→ SHORT EXERCISE
Write out the whole of the material exactly.

--- Begin ---

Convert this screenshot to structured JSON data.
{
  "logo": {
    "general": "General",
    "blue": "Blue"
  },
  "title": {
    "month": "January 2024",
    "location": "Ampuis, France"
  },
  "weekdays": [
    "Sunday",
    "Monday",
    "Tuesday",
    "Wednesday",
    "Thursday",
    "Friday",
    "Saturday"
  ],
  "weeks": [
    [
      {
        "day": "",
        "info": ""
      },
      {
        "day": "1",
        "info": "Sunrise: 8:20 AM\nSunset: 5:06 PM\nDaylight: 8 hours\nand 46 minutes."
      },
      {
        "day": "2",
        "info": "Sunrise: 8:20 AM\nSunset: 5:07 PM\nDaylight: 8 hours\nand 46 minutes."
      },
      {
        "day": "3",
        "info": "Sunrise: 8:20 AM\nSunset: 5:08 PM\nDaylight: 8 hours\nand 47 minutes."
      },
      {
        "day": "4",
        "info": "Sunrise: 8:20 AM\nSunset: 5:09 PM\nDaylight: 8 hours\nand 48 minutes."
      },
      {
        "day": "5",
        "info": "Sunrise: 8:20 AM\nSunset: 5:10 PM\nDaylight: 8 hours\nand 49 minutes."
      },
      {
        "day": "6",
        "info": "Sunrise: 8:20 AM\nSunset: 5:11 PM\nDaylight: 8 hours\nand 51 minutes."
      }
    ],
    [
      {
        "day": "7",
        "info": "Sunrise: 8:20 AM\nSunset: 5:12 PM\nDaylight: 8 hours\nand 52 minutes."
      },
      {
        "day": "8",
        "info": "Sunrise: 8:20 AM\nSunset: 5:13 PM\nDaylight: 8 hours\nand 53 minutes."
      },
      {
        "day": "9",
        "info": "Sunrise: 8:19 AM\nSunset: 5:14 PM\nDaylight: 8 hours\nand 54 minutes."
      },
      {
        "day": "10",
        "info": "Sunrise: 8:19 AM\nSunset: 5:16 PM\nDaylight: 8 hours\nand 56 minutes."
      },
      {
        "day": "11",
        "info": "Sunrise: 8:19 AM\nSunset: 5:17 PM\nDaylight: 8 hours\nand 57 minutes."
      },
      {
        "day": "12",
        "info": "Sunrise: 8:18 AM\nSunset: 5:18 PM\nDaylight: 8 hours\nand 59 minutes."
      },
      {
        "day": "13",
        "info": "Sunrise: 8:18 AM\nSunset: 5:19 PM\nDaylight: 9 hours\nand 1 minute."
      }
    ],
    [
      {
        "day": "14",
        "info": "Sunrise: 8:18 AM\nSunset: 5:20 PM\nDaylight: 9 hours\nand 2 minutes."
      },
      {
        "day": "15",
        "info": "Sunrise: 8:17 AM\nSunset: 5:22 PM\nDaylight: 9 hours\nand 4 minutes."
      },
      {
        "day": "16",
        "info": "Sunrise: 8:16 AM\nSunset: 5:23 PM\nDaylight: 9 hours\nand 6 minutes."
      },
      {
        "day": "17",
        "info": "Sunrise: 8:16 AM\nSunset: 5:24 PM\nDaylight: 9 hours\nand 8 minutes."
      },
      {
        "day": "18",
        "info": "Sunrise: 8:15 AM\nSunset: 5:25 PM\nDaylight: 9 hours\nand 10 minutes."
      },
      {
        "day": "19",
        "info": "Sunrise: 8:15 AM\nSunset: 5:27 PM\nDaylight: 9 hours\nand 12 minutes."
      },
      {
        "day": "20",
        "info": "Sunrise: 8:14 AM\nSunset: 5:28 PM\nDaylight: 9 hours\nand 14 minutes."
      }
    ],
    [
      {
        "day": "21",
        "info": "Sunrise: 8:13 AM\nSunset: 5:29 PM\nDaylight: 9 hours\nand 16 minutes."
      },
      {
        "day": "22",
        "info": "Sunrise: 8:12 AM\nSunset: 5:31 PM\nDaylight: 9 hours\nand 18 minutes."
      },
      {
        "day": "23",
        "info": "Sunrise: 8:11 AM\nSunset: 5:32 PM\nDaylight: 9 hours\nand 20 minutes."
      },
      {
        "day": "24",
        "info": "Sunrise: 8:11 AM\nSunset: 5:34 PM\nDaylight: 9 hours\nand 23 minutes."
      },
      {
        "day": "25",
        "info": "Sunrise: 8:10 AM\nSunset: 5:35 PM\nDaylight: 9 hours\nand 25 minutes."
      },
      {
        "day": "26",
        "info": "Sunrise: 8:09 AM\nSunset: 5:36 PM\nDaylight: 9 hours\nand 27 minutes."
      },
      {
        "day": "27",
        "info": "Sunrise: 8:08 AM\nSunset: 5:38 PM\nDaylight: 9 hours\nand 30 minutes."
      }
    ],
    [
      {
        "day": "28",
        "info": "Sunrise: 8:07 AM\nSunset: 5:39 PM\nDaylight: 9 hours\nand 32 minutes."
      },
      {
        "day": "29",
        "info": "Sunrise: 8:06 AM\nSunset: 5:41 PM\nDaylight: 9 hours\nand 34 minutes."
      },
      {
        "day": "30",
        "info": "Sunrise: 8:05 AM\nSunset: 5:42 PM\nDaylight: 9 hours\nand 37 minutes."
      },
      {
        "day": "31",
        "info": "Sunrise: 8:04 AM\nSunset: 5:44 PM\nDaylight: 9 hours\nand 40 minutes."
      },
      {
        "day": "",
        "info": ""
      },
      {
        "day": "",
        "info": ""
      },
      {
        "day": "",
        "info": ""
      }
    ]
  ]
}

--- End ---

→ RESULT OF THIS TASK
Convert this screenshot to structured JSON data.
{
  "logo": {
    "general": "General",
    "blue": "Blue"
  },
  "title": {
    "month": "January 2024",
    "location": "Ampuis, France"
  },
  "weekdays": [
    "Sunday",
    "Monday",
    "Tuesday",
    "Wednesday",
    "Thursday",
    "Friday",
    "Saturday"
  ],
  "weeks": [
    [
      {
        "day": "",
        "info": ""
      },
      {
        "day": "1",
        "info": "Sunrise: 8:20 AM\nSunset: 5:06 PM\nDaylight: 8 hours\nand 46 minutes."
      },
      {
        "day": "2",
        "info": "Sunrise: 8:20 AM\nSunset: 5:07 PM\nDaylight: 8 hours\nand 46 minutes."
      },
      {
        "day": "3",
        "info": "Sunrise: 8:20 AM\nSunset: 5:08 PM\nDaylight: 8 hours\nand 47 minutes."
      },
      {
        "day": "4",
        "info": "Sunrise: 8:20 AM\nSunset: 5:09 PM\nDaylight: 8 hours\nand 48 minutes."
      },
      {
        "day": "5",
        "info": "Sunrise: 8:20 AM\nSunset: 5:10 PM\nDaylight: 8 hours\nand 49 minutes."
      },
      {
        "day": "6",
        "info": "Sunrise: 8:20 AM\nSunset: 5:11 PM\nDaylight: 8 hours\nand 51 minutes."
      }
    ],
    [
      {
        "day": "7",
        "info": "Sunrise: 8:20 AM\nSunset: 5:12 PM\nDaylight: 8 hours\nand 52 minutes."
      },
      {
        "day": "8",
        "info": "Sunrise: 8:20 AM\nSunset: 5:13 PM\nDaylight: 8 hours\nand 53 minutes."
      },
      {
        "day": "9",
        "info": "Sunrise: 8:19 AM\nSunset: 5:14 PM\nDaylight: 8 hours\nand 54 minutes."
      },
      {
        "day": "10",
        "info": "Sunrise: 8:19 AM\nSunset: 5:16 PM\nDaylight: 8 hours\nand 56 minutes."
      },
      {
        "day": "11",
        "info": "Sunrise: 8:19 AM\nSunset: 5:17 PM\nDaylight: 8 hours\nand 57 minutes."
      },
      {
        "day": "12",
        "info": "Sunrise: 8:18 AM\nSunset: 5:18 PM\nDaylight: 8 hours\nand 59 minutes."
      },
      {
        "day": "13",
        "info": "Sunrise: 8:18 AM\nSunset: 5:19 PM\nDaylight: 9 hours\nand 1 minute."
      }
    ],
    [
      {
        "day": "14",
        "info": "Sunrise: 8:18 AM\nSunset: 5:20 PM\nDaylight: 9 hours\nand 2 minutes."
      },
      {
        "day": "15",
        "info": "Sunrise: 8:17 AM\nSunset: 5:22 PM\nDaylight: 9 hours\nand 4 minutes."
      },
      {
        "day": "16",
        "info": "Sunrise: 8:16 AM\nSunset: 5:23 PM\nDaylight: 9 hours\nand 6 minutes."
      },
      {
        "day": "17",
        "info": "Sunrise: 8:16 AM\nSunset: 5:24 PM\nDaylight: 9 hours\nand 8 minutes."
      },
      {
        "day": "18",
        "info": "Sunrise: 8:15 AM\nSunset: 5:25 PM\nDaylight: 9 hours\nand 10 minutes."
      },
      {
        "day": "19",
        "info": "Sunrise: 8:15 AM\nSunset: 5:27 PM\nDaylight: 9 hours\nand 12 minutes."
      },
      {
        "day": "20",
        "info": "Sunrise: 8:14 AM\nSunset: 5:28 PM\nDaylight: 9 hours\nand 14 minutes."
      }
    ],
    [
      {
        "day": "21",
        "info": "Sunrise: 8:13 AM\nSunset: 5:29 PM\nDaylight: 9 hours\nand 16 minutes."
      },
      {
        "day": "22",
        "info": "Sunrise: 8:12 AM\nSunset: 5:31 PM\nDaylight: 9 hours\nand 18 minutes."
      },
      {
        "day": "23",
        "info": "Sunrise: 8:11 AM\nSunset: 5:32 PM\nDaylight: 9 hours\nand 20 minutes."
      },
      {
        "day": "24",
        "info": "Sunrise: 8:11 AM\nSunset: 5:34 PM\nDaylight: 9 hours\nand 23 minutes."
      },
      {
        "day": "25",
        "info": "Sunrise: 8:10 AM\nSunset: 5:35 PM\nDaylight: 9 hours\nand 25 minutes."
      },
      {
        "day": "26",
        "info": "Sunrise: 8:09 AM\nSunset: 5:36 PM\nDaylight: 9 hours\nand 27 minutes."
      },
      {
        "day": "27",
        "info": "Sunrise: 8:08 AM\nSunset: 5:38 PM\nDaylight: 9 hours\nand 30 minutes."
      }
    ],
    [
      {
        "day": "28",
        "info": "Sunrise: 8:07 AM\nSunset: 5:39 PM\nDaylight: 9 hours\nand 32 minutes."
      },
      {
        "day": "29",
        "info": "Sunrise: 8:06 AM\nSunset: 5:41 PM\nDaylight: 9 hours\nand 34 minutes."
      },
      {
        "day": "30",
        "info": "Sunrise: 8:05 AM\nSunset: 5:42 PM\nDaylight: 9 hours\nand 37 minutes."
      },
      {
        "day": "31",
        "info": "Sunrise: 8:04 AM\nSunset: 5:44 PM\nDaylight: 9 hours\nand 40 minutes."
      },
      {
        "day": "",
        "info": ""
      },
      {
        "day": "",
        "info": ""
      },
      {
        "day": "",
        "info": ""
      }
    ]
  ]
}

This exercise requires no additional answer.